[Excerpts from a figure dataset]
>> start
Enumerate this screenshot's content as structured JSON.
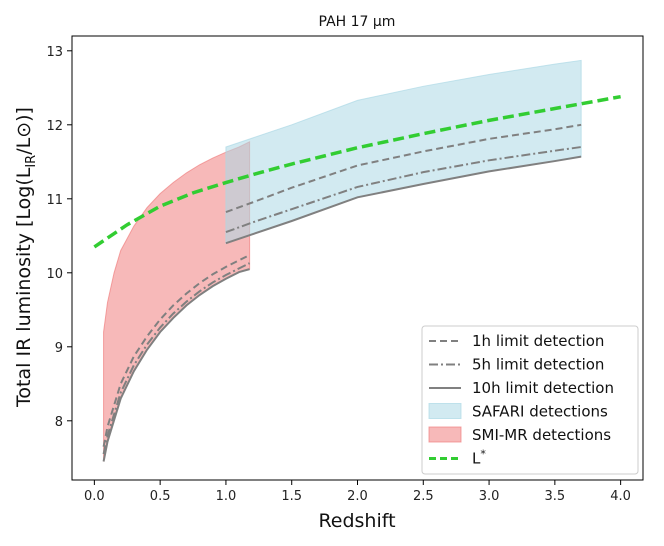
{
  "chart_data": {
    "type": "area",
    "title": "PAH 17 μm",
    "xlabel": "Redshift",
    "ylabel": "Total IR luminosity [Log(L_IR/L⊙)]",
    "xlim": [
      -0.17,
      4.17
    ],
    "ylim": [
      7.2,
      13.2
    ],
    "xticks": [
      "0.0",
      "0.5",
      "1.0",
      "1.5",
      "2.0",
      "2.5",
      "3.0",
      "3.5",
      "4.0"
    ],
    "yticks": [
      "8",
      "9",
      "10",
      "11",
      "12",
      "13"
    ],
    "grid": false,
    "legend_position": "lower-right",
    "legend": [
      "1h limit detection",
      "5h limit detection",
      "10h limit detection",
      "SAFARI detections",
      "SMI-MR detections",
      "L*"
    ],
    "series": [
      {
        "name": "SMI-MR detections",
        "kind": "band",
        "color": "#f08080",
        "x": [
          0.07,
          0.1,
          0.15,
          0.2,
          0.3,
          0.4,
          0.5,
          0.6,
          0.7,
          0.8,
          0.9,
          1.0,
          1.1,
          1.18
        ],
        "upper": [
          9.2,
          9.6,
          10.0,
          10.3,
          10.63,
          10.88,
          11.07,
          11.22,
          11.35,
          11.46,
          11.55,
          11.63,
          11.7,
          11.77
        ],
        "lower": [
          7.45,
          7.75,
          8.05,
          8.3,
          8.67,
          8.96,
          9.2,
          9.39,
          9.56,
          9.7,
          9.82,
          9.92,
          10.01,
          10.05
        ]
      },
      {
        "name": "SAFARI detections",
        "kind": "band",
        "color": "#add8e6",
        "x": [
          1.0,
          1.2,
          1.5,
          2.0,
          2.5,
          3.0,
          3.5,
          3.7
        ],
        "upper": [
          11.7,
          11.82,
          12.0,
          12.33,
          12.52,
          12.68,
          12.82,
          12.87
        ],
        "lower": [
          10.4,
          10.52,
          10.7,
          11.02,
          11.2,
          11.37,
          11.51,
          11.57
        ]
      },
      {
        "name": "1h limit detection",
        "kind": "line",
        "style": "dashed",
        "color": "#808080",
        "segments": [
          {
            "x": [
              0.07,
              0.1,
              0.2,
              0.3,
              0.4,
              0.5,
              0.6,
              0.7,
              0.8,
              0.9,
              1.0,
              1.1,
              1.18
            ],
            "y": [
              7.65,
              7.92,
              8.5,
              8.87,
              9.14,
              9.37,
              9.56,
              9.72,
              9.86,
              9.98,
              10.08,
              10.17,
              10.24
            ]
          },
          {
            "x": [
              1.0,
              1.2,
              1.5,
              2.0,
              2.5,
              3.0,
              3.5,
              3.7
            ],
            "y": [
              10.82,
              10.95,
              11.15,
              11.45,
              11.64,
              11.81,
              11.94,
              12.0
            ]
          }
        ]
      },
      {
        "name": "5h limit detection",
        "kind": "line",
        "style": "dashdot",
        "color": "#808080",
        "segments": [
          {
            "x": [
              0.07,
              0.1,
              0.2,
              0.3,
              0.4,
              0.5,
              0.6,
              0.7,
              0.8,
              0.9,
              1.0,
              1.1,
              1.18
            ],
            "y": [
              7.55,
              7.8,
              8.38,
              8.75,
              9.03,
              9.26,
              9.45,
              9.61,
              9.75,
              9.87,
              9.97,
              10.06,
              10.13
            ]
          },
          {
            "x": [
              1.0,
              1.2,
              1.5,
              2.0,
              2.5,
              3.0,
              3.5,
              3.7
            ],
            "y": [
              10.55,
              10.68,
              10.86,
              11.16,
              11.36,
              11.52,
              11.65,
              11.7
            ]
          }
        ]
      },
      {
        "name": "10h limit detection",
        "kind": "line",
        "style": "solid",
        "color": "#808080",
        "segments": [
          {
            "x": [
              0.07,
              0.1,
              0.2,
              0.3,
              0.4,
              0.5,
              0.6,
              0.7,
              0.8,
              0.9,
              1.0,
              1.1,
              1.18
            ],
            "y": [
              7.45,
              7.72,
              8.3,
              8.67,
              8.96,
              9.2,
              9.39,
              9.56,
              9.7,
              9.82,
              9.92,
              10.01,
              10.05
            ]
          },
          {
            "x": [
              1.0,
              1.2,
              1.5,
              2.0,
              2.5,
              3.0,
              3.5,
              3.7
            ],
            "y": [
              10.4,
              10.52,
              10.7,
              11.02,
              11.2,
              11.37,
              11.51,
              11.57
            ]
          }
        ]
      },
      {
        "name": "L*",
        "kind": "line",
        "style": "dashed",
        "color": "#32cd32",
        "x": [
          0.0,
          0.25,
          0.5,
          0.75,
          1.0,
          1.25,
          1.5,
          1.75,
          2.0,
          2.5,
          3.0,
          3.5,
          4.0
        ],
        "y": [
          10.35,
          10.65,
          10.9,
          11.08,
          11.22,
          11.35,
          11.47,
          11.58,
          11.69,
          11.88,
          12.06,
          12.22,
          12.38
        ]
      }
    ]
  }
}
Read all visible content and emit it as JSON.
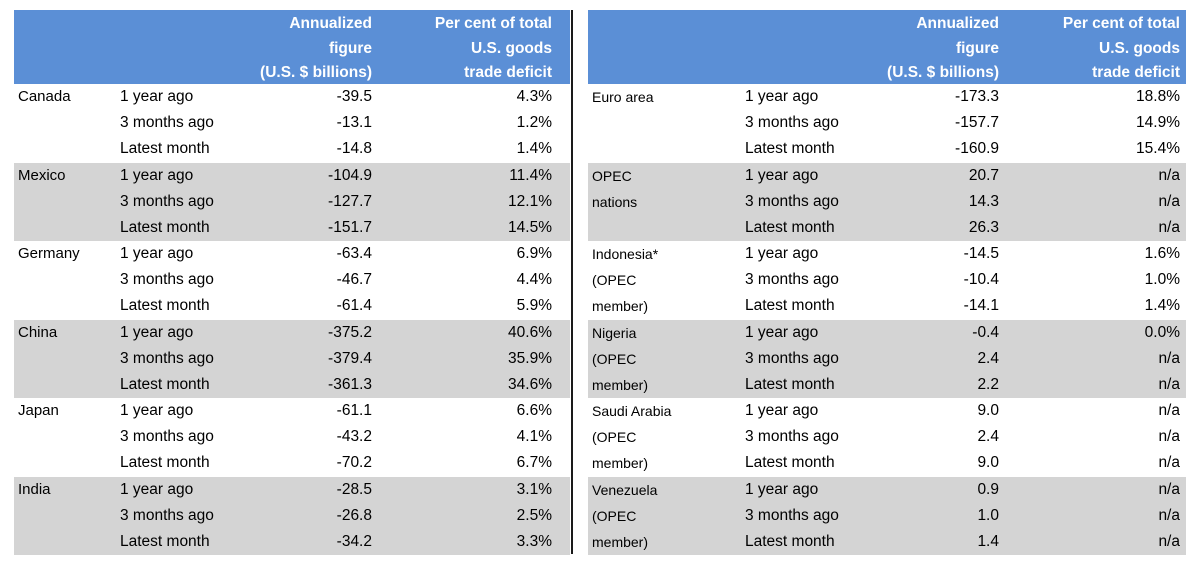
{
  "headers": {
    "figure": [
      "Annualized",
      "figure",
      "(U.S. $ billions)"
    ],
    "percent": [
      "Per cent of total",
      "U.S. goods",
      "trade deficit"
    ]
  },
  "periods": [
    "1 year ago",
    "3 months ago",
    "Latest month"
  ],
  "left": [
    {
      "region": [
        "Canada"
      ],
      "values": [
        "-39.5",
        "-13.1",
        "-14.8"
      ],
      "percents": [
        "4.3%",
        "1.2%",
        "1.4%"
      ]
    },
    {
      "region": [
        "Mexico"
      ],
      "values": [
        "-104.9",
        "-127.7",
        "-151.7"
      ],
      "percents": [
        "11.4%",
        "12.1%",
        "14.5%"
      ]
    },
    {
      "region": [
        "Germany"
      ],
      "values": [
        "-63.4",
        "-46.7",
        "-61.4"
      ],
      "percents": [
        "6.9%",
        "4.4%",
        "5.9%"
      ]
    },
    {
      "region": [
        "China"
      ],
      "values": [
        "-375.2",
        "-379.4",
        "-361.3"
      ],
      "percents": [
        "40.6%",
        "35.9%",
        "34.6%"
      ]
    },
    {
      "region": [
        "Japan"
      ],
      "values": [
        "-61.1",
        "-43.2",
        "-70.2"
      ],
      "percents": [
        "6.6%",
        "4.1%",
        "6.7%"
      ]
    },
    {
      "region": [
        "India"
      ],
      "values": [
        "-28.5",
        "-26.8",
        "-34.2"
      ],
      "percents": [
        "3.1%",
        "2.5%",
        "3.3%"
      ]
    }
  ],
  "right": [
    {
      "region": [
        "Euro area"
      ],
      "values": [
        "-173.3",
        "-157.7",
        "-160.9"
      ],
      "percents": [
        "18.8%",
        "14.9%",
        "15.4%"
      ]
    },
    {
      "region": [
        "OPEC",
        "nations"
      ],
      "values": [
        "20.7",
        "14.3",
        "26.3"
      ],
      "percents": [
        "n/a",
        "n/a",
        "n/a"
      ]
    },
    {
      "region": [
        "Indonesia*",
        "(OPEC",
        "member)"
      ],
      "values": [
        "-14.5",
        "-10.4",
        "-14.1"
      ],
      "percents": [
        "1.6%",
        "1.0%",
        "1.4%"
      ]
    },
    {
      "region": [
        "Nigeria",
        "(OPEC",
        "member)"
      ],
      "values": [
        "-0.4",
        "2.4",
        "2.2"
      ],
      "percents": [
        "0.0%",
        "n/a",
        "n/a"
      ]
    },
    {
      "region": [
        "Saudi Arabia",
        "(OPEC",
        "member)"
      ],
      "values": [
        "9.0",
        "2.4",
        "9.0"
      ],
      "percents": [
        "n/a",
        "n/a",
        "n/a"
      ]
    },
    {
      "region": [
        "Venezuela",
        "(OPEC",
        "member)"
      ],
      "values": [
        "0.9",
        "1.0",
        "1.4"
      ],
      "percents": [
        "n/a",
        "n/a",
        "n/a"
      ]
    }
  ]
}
>> end
▶ [TASK]:
Gather each line of the listing containing the word "detections" and show it.

▶ [RESULT FOR THIS TASK]:
      "SAFARI detections",
      "SMI-MR detections",
        "name": "SMI-MR detections",
        "name": "SAFARI detections",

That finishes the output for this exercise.